» WRITTEN EXERCISE: Repeat each record exactly as written, and drop any images.

Records from a dataset
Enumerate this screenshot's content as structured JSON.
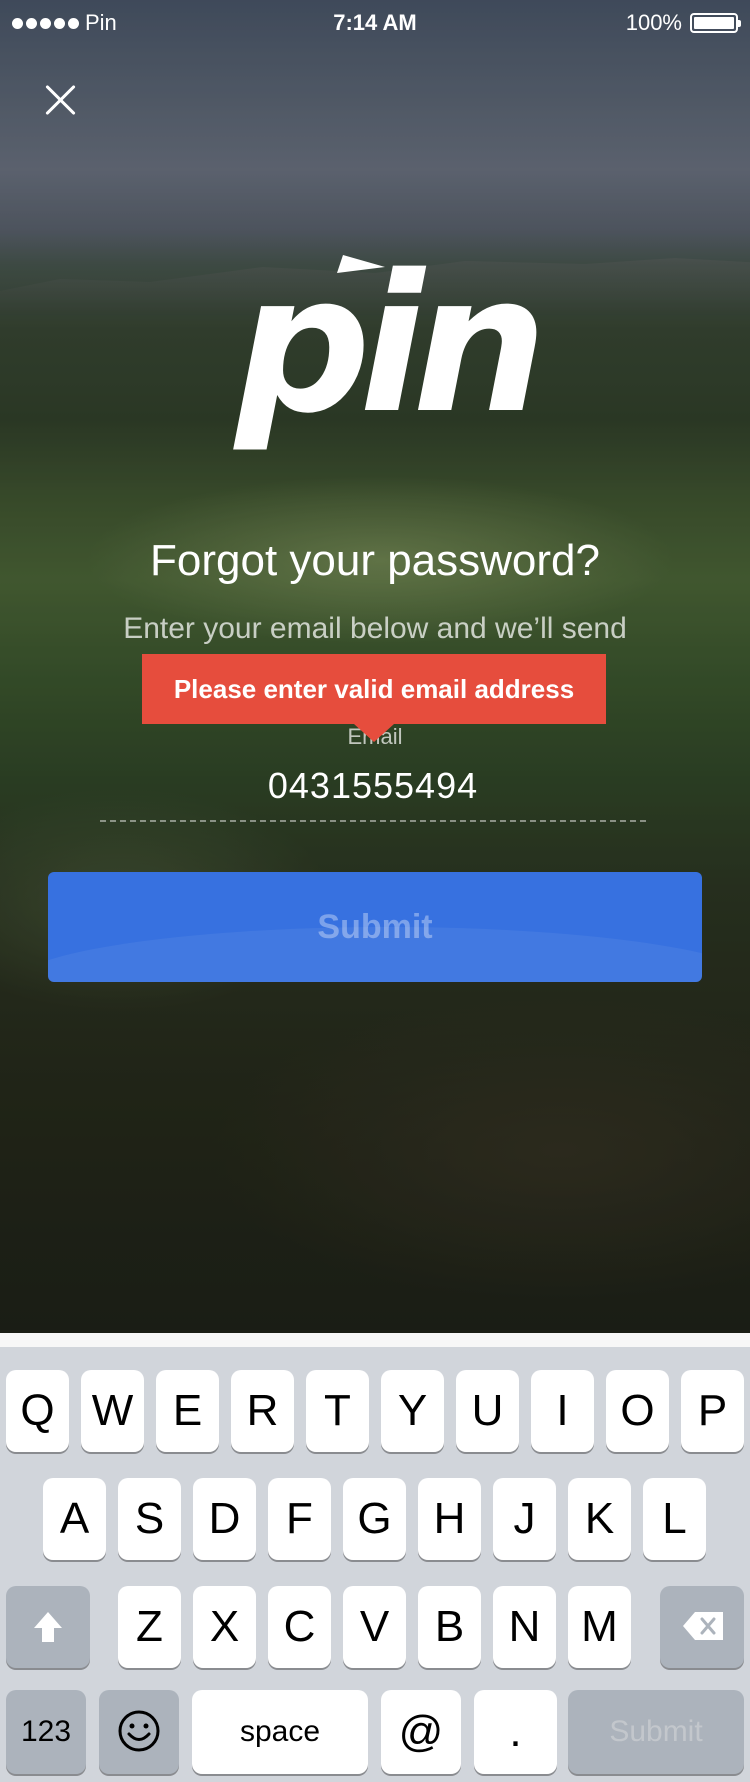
{
  "status_bar": {
    "carrier": "Pin",
    "time": "7:14 AM",
    "battery": "100%"
  },
  "logo_text": "pin",
  "title": "Forgot your password?",
  "subtitle": "Enter your email below and we’ll send",
  "error_tooltip": "Please enter valid email address",
  "email_field": {
    "label": "Email",
    "value": "0431555494"
  },
  "submit_label": "Submit",
  "keyboard": {
    "row1": [
      "Q",
      "W",
      "E",
      "R",
      "T",
      "Y",
      "U",
      "I",
      "O",
      "P"
    ],
    "row2": [
      "A",
      "S",
      "D",
      "F",
      "G",
      "H",
      "J",
      "K",
      "L"
    ],
    "row3": [
      "Z",
      "X",
      "C",
      "V",
      "B",
      "N",
      "M"
    ],
    "numbers_key": "123",
    "emoji_key": "😊",
    "space_key": "space",
    "at_key": "@",
    "period_key": ".",
    "submit_key": "Submit"
  }
}
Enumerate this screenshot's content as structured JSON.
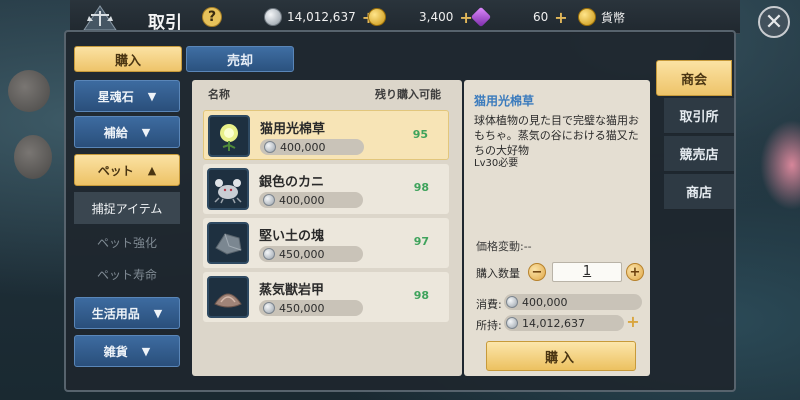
{
  "header": {
    "title": "取引",
    "help_label": "?",
    "currencies": [
      {
        "name": "silver",
        "value": "14,012,637",
        "icon": "silver-coin-icon",
        "color": "#c9d0d6"
      },
      {
        "name": "gold",
        "value": "3,400",
        "icon": "gold-coin-icon",
        "color": "#e8b931"
      },
      {
        "name": "gem",
        "value": "60",
        "icon": "purple-gem-icon",
        "color": "#b35ad6"
      }
    ],
    "currency_tab_label": "貨幣",
    "close_label": "✕"
  },
  "top_tabs": {
    "buy": "購入",
    "sell": "売却"
  },
  "categories": {
    "star_soul": "星魂石",
    "supply": "補給",
    "pet": "ペット",
    "pet_sub": [
      "捕捉アイテム",
      "ペット強化",
      "ペット寿命"
    ],
    "life": "生活用品",
    "misc": "雑貨"
  },
  "list": {
    "col_name": "名称",
    "col_remaining": "残り購入可能",
    "items": [
      {
        "name": "猫用光棉草",
        "price": "400,000",
        "remaining": "95",
        "icon": "glowing-flower-icon"
      },
      {
        "name": "銀色のカニ",
        "price": "400,000",
        "remaining": "98",
        "icon": "silver-crab-icon"
      },
      {
        "name": "堅い土の塊",
        "price": "450,000",
        "remaining": "97",
        "icon": "earth-clod-icon"
      },
      {
        "name": "蒸気獣岩甲",
        "price": "450,000",
        "remaining": "98",
        "icon": "steam-beast-shell-icon"
      }
    ]
  },
  "detail": {
    "title": "猫用光棉草",
    "description": "球体植物の見た目で完璧な猫用おもちゃ。蒸気の谷における猫又たちの大好物",
    "requirement": "Lv30必要",
    "price_change": "価格変動:--",
    "qty_label": "購入数量",
    "qty_value": "1",
    "cost_label": "消費:",
    "cost_value": "400,000",
    "owned_label": "所持:",
    "owned_value": "14,012,637",
    "buy_label": "購入"
  },
  "right_tabs": [
    "商会",
    "取引所",
    "競売店",
    "商店"
  ],
  "colors": {
    "accent_gold": "#eec46a",
    "accent_blue": "#2b527f",
    "remaining_green": "#3fa35c",
    "title_blue": "#3b7bbd"
  }
}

» TASK SOLUTION:
Enumerate this screenshot's content as structured JSON.
{
  "status_bar": {
    "carrier": "Pin",
    "time": "7:14 AM",
    "battery": "100%"
  },
  "logo_text": "pin",
  "title": "Forgot your password?",
  "subtitle": "Enter your email below and we’ll send",
  "error_tooltip": "Please enter valid email address",
  "email_field": {
    "label": "Email",
    "value": "0431555494"
  },
  "submit_label": "Submit",
  "keyboard": {
    "row1": [
      "Q",
      "W",
      "E",
      "R",
      "T",
      "Y",
      "U",
      "I",
      "O",
      "P"
    ],
    "row2": [
      "A",
      "S",
      "D",
      "F",
      "G",
      "H",
      "J",
      "K",
      "L"
    ],
    "row3": [
      "Z",
      "X",
      "C",
      "V",
      "B",
      "N",
      "M"
    ],
    "numbers_key": "123",
    "emoji_key": "😊",
    "space_key": "space",
    "at_key": "@",
    "period_key": ".",
    "submit_key": "Submit"
  }
}
Enumerate this screenshot's content as structured JSON.
{
  "header": {
    "title": "取引",
    "help_label": "?",
    "currencies": [
      {
        "name": "silver",
        "value": "14,012,637",
        "icon": "silver-coin-icon",
        "color": "#c9d0d6"
      },
      {
        "name": "gold",
        "value": "3,400",
        "icon": "gold-coin-icon",
        "color": "#e8b931"
      },
      {
        "name": "gem",
        "value": "60",
        "icon": "purple-gem-icon",
        "color": "#b35ad6"
      }
    ],
    "currency_tab_label": "貨幣",
    "close_label": "✕"
  },
  "top_tabs": {
    "buy": "購入",
    "sell": "売却"
  },
  "categories": {
    "star_soul": "星魂石",
    "supply": "補給",
    "pet": "ペット",
    "pet_sub": [
      "捕捉アイテム",
      "ペット強化",
      "ペット寿命"
    ],
    "life": "生活用品",
    "misc": "雑貨"
  },
  "list": {
    "col_name": "名称",
    "col_remaining": "残り購入可能",
    "items": [
      {
        "name": "猫用光棉草",
        "price": "400,000",
        "remaining": "95",
        "icon": "glowing-flower-icon"
      },
      {
        "name": "銀色のカニ",
        "price": "400,000",
        "remaining": "98",
        "icon": "silver-crab-icon"
      },
      {
        "name": "堅い土の塊",
        "price": "450,000",
        "remaining": "97",
        "icon": "earth-clod-icon"
      },
      {
        "name": "蒸気獣岩甲",
        "price": "450,000",
        "remaining": "98",
        "icon": "steam-beast-shell-icon"
      }
    ]
  },
  "detail": {
    "title": "猫用光棉草",
    "description": "球体植物の見た目で完璧な猫用おもちゃ。蒸気の谷における猫又たちの大好物",
    "requirement": "Lv30必要",
    "price_change": "価格変動:--",
    "qty_label": "購入数量",
    "qty_value": "1",
    "cost_label": "消費:",
    "cost_value": "400,000",
    "owned_label": "所持:",
    "owned_value": "14,012,637",
    "buy_label": "購入"
  },
  "right_tabs": [
    "商会",
    "取引所",
    "競売店",
    "商店"
  ],
  "colors": {
    "accent_gold": "#eec46a",
    "accent_blue": "#2b527f",
    "remaining_green": "#3fa35c",
    "title_blue": "#3b7bbd"
  }
}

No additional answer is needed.